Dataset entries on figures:
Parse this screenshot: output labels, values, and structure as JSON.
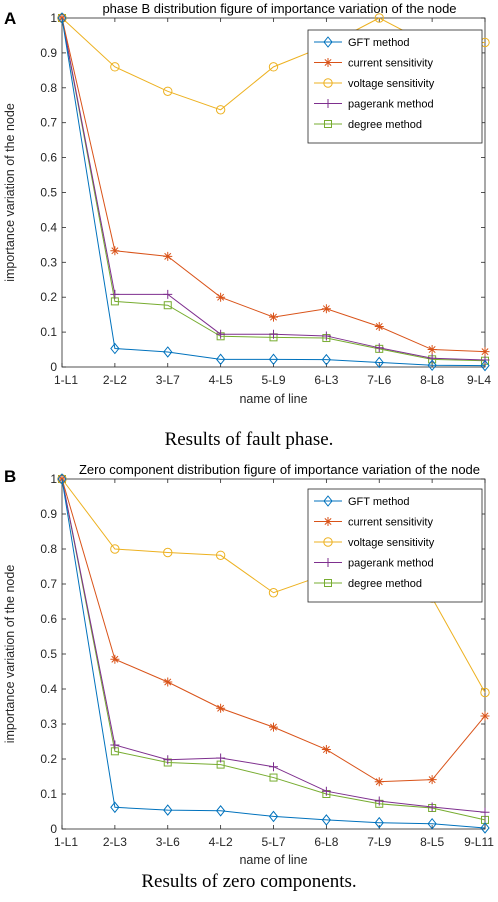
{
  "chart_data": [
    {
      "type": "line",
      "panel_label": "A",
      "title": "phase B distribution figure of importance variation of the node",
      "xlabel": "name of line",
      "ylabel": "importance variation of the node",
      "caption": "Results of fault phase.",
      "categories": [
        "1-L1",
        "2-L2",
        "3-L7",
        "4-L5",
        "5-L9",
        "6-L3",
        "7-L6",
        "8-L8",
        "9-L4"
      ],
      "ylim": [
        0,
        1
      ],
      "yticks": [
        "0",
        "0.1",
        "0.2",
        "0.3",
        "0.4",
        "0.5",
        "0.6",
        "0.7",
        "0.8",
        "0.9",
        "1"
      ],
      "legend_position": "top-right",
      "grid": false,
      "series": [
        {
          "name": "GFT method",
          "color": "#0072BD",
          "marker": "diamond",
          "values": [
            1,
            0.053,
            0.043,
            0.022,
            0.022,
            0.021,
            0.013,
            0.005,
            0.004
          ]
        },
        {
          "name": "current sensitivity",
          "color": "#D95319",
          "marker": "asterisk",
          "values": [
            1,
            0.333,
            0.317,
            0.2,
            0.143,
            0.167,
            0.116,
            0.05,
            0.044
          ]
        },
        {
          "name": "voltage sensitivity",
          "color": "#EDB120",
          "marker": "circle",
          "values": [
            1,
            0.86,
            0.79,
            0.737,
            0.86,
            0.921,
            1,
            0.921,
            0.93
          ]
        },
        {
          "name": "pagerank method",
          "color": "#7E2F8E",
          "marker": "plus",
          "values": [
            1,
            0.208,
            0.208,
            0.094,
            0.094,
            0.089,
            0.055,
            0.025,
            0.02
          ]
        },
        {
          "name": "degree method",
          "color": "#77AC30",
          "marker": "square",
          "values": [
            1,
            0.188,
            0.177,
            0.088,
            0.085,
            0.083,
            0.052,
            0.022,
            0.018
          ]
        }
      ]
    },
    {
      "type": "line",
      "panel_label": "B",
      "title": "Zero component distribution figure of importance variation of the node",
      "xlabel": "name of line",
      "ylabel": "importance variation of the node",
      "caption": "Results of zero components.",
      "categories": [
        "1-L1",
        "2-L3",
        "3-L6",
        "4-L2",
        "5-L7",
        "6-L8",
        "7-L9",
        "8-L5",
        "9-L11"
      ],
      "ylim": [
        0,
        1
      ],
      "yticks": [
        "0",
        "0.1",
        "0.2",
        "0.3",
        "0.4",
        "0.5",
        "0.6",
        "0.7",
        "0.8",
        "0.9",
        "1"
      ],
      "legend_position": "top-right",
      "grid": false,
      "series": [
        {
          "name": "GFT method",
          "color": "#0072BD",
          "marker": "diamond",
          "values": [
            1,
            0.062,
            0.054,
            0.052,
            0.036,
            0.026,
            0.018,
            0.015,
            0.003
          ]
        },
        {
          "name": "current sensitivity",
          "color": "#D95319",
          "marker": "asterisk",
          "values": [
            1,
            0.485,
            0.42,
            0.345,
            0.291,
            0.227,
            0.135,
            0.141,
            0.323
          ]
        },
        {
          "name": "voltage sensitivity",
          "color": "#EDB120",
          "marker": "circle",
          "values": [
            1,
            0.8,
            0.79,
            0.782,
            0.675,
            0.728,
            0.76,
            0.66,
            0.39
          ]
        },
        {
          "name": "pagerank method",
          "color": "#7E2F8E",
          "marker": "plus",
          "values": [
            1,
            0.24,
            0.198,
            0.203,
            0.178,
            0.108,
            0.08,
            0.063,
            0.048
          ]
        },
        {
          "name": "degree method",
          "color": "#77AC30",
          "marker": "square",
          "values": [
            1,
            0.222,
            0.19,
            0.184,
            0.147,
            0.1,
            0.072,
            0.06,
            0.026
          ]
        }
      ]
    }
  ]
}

EXERCISE DETAILS :: Copy each line exactly, and leave the pictures out of your copy.

ANSWER TO THIS EXERCISE ::
Parse this screenshot: output labels, values, and structure as JSON.
{
  "chart_data": [
    {
      "type": "line",
      "panel_label": "A",
      "title": "phase B distribution figure of importance variation of the node",
      "xlabel": "name of line",
      "ylabel": "importance variation of the node",
      "caption": "Results of fault phase.",
      "categories": [
        "1-L1",
        "2-L2",
        "3-L7",
        "4-L5",
        "5-L9",
        "6-L3",
        "7-L6",
        "8-L8",
        "9-L4"
      ],
      "ylim": [
        0,
        1
      ],
      "yticks": [
        "0",
        "0.1",
        "0.2",
        "0.3",
        "0.4",
        "0.5",
        "0.6",
        "0.7",
        "0.8",
        "0.9",
        "1"
      ],
      "legend_position": "top-right",
      "grid": false,
      "series": [
        {
          "name": "GFT method",
          "color": "#0072BD",
          "marker": "diamond",
          "values": [
            1,
            0.053,
            0.043,
            0.022,
            0.022,
            0.021,
            0.013,
            0.005,
            0.004
          ]
        },
        {
          "name": "current sensitivity",
          "color": "#D95319",
          "marker": "asterisk",
          "values": [
            1,
            0.333,
            0.317,
            0.2,
            0.143,
            0.167,
            0.116,
            0.05,
            0.044
          ]
        },
        {
          "name": "voltage sensitivity",
          "color": "#EDB120",
          "marker": "circle",
          "values": [
            1,
            0.86,
            0.79,
            0.737,
            0.86,
            0.921,
            1,
            0.921,
            0.93
          ]
        },
        {
          "name": "pagerank method",
          "color": "#7E2F8E",
          "marker": "plus",
          "values": [
            1,
            0.208,
            0.208,
            0.094,
            0.094,
            0.089,
            0.055,
            0.025,
            0.02
          ]
        },
        {
          "name": "degree method",
          "color": "#77AC30",
          "marker": "square",
          "values": [
            1,
            0.188,
            0.177,
            0.088,
            0.085,
            0.083,
            0.052,
            0.022,
            0.018
          ]
        }
      ]
    },
    {
      "type": "line",
      "panel_label": "B",
      "title": "Zero component distribution figure of importance variation of the node",
      "xlabel": "name of line",
      "ylabel": "importance variation of the node",
      "caption": "Results of zero components.",
      "categories": [
        "1-L1",
        "2-L3",
        "3-L6",
        "4-L2",
        "5-L7",
        "6-L8",
        "7-L9",
        "8-L5",
        "9-L11"
      ],
      "ylim": [
        0,
        1
      ],
      "yticks": [
        "0",
        "0.1",
        "0.2",
        "0.3",
        "0.4",
        "0.5",
        "0.6",
        "0.7",
        "0.8",
        "0.9",
        "1"
      ],
      "legend_position": "top-right",
      "grid": false,
      "series": [
        {
          "name": "GFT method",
          "color": "#0072BD",
          "marker": "diamond",
          "values": [
            1,
            0.062,
            0.054,
            0.052,
            0.036,
            0.026,
            0.018,
            0.015,
            0.003
          ]
        },
        {
          "name": "current sensitivity",
          "color": "#D95319",
          "marker": "asterisk",
          "values": [
            1,
            0.485,
            0.42,
            0.345,
            0.291,
            0.227,
            0.135,
            0.141,
            0.323
          ]
        },
        {
          "name": "voltage sensitivity",
          "color": "#EDB120",
          "marker": "circle",
          "values": [
            1,
            0.8,
            0.79,
            0.782,
            0.675,
            0.728,
            0.76,
            0.66,
            0.39
          ]
        },
        {
          "name": "pagerank method",
          "color": "#7E2F8E",
          "marker": "plus",
          "values": [
            1,
            0.24,
            0.198,
            0.203,
            0.178,
            0.108,
            0.08,
            0.063,
            0.048
          ]
        },
        {
          "name": "degree method",
          "color": "#77AC30",
          "marker": "square",
          "values": [
            1,
            0.222,
            0.19,
            0.184,
            0.147,
            0.1,
            0.072,
            0.06,
            0.026
          ]
        }
      ]
    }
  ]
}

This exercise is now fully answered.